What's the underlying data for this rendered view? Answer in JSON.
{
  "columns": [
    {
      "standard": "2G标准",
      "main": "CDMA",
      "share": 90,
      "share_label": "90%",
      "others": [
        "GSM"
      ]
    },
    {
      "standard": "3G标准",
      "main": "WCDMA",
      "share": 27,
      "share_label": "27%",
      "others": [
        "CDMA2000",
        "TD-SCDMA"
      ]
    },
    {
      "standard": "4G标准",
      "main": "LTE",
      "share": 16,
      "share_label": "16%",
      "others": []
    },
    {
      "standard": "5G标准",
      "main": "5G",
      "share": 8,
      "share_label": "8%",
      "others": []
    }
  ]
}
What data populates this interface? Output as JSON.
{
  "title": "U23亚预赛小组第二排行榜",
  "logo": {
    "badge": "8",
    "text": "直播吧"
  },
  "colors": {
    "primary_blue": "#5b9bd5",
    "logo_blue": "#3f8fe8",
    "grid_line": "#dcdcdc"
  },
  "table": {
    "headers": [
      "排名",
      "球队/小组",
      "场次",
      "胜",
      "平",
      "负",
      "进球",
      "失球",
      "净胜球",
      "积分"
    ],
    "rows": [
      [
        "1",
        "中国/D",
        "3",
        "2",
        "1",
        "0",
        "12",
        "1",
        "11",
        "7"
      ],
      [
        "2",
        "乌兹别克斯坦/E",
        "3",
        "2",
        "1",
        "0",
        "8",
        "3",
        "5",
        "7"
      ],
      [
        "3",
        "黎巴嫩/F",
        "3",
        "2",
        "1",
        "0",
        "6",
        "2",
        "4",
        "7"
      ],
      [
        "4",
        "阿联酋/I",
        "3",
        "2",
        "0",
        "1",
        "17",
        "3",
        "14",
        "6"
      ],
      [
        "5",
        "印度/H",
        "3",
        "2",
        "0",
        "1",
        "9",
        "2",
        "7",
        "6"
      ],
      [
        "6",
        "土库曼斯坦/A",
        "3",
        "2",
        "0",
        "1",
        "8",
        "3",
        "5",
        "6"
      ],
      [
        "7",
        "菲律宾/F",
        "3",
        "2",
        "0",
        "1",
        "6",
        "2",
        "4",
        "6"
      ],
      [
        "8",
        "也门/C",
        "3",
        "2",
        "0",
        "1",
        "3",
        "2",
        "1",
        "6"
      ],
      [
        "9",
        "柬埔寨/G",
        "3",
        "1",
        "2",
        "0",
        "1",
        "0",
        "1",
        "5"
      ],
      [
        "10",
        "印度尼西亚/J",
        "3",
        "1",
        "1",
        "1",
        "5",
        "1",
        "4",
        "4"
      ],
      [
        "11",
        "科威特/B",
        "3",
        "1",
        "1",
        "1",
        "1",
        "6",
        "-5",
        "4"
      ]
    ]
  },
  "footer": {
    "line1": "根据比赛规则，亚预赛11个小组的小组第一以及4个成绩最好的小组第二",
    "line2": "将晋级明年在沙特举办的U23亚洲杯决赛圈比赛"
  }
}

■ ■ ■ ■

EXERCISE DIRECTIONS → All of the material above needs to be copied exactly.

TASK SOLUTION →
What's the underlying data for this rendered view? Answer in JSON.
{
  "columns": [
    {
      "standard": "2G标准",
      "main": "CDMA",
      "share": 90,
      "share_label": "90%",
      "others": [
        "GSM"
      ]
    },
    {
      "standard": "3G标准",
      "main": "WCDMA",
      "share": 27,
      "share_label": "27%",
      "others": [
        "CDMA2000",
        "TD-SCDMA"
      ]
    },
    {
      "standard": "4G标准",
      "main": "LTE",
      "share": 16,
      "share_label": "16%",
      "others": []
    },
    {
      "standard": "5G标准",
      "main": "5G",
      "share": 8,
      "share_label": "8%",
      "others": []
    }
  ]
}
What data populates this interface? Output as JSON.
{
  "title": "U23亚预赛小组第二排行榜",
  "logo": {
    "badge": "8",
    "text": "直播吧"
  },
  "colors": {
    "primary_blue": "#5b9bd5",
    "logo_blue": "#3f8fe8",
    "grid_line": "#dcdcdc"
  },
  "table": {
    "headers": [
      "排名",
      "球队/小组",
      "场次",
      "胜",
      "平",
      "负",
      "进球",
      "失球",
      "净胜球",
      "积分"
    ],
    "rows": [
      [
        "1",
        "中国/D",
        "3",
        "2",
        "1",
        "0",
        "12",
        "1",
        "11",
        "7"
      ],
      [
        "2",
        "乌兹别克斯坦/E",
        "3",
        "2",
        "1",
        "0",
        "8",
        "3",
        "5",
        "7"
      ],
      [
        "3",
        "黎巴嫩/F",
        "3",
        "2",
        "1",
        "0",
        "6",
        "2",
        "4",
        "7"
      ],
      [
        "4",
        "阿联酋/I",
        "3",
        "2",
        "0",
        "1",
        "17",
        "3",
        "14",
        "6"
      ],
      [
        "5",
        "印度/H",
        "3",
        "2",
        "0",
        "1",
        "9",
        "2",
        "7",
        "6"
      ],
      [
        "6",
        "土库曼斯坦/A",
        "3",
        "2",
        "0",
        "1",
        "8",
        "3",
        "5",
        "6"
      ],
      [
        "7",
        "菲律宾/F",
        "3",
        "2",
        "0",
        "1",
        "6",
        "2",
        "4",
        "6"
      ],
      [
        "8",
        "也门/C",
        "3",
        "2",
        "0",
        "1",
        "3",
        "2",
        "1",
        "6"
      ],
      [
        "9",
        "柬埔寨/G",
        "3",
        "1",
        "2",
        "0",
        "1",
        "0",
        "1",
        "5"
      ],
      [
        "10",
        "印度尼西亚/J",
        "3",
        "1",
        "1",
        "1",
        "5",
        "1",
        "4",
        "4"
      ],
      [
        "11",
        "科威特/B",
        "3",
        "1",
        "1",
        "1",
        "1",
        "6",
        "-5",
        "4"
      ]
    ]
  },
  "footer": {
    "line1": "根据比赛规则，亚预赛11个小组的小组第一以及4个成绩最好的小组第二",
    "line2": "将晋级明年在沙特举办的U23亚洲杯决赛圈比赛"
  }
}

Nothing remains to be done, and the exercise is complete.